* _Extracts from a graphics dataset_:
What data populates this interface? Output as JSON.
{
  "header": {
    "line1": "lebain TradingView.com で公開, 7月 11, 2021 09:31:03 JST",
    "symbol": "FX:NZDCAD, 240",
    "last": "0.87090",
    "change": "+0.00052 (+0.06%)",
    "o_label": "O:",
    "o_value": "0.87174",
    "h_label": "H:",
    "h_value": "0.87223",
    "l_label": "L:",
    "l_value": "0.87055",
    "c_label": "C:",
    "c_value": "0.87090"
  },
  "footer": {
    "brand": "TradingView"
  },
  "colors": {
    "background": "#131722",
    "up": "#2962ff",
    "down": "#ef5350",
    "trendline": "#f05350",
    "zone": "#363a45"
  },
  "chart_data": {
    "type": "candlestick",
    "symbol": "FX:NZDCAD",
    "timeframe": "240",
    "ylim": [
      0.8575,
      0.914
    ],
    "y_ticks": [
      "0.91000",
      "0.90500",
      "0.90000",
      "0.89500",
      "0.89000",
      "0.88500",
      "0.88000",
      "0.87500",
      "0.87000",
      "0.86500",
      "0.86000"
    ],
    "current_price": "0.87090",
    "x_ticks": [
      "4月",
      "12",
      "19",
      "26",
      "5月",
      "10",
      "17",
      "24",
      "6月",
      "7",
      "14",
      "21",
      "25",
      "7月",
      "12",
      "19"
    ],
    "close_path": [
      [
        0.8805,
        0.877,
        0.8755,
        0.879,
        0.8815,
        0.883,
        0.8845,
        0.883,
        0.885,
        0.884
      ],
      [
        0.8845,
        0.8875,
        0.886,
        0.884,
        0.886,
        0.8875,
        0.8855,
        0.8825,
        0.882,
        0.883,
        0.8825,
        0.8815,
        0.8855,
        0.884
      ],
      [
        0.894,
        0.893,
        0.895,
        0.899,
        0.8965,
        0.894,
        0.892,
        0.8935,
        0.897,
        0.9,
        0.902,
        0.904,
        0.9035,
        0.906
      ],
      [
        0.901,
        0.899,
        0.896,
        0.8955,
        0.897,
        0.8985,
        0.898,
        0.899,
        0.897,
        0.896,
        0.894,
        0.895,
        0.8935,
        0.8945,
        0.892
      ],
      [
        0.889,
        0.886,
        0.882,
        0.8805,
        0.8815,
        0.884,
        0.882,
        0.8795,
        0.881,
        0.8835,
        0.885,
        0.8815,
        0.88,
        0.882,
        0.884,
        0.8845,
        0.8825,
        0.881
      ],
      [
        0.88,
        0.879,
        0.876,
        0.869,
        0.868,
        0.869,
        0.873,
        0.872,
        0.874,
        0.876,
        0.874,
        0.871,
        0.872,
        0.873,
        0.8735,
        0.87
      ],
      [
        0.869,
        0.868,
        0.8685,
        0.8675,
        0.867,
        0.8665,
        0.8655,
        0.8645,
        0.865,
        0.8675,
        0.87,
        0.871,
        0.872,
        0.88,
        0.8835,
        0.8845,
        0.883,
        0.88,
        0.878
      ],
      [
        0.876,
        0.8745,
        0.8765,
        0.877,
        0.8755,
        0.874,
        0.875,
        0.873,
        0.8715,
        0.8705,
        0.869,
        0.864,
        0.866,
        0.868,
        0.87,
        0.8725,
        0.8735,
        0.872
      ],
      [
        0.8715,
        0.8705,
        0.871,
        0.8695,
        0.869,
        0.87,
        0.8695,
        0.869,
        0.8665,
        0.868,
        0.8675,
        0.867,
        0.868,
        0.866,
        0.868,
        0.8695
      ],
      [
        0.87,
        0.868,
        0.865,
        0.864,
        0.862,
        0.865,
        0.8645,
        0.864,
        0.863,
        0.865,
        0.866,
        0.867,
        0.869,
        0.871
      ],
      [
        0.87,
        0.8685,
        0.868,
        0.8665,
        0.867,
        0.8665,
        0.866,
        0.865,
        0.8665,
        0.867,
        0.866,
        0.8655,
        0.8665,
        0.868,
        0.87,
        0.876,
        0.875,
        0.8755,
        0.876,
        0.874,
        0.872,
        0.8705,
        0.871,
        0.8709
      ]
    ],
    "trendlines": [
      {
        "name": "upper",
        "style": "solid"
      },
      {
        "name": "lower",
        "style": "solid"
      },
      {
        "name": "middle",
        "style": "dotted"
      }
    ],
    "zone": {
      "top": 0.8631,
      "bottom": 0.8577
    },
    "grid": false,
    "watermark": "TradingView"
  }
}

* _Task instructions_: Pull out every line holding "TradingView" from the records above, and copy it.

* _Final result_:
    "line1": "lebain TradingView.com で公開, 7月 11, 2021 09:31:03 JST",
    "brand": "TradingView"
    "watermark": "TradingView"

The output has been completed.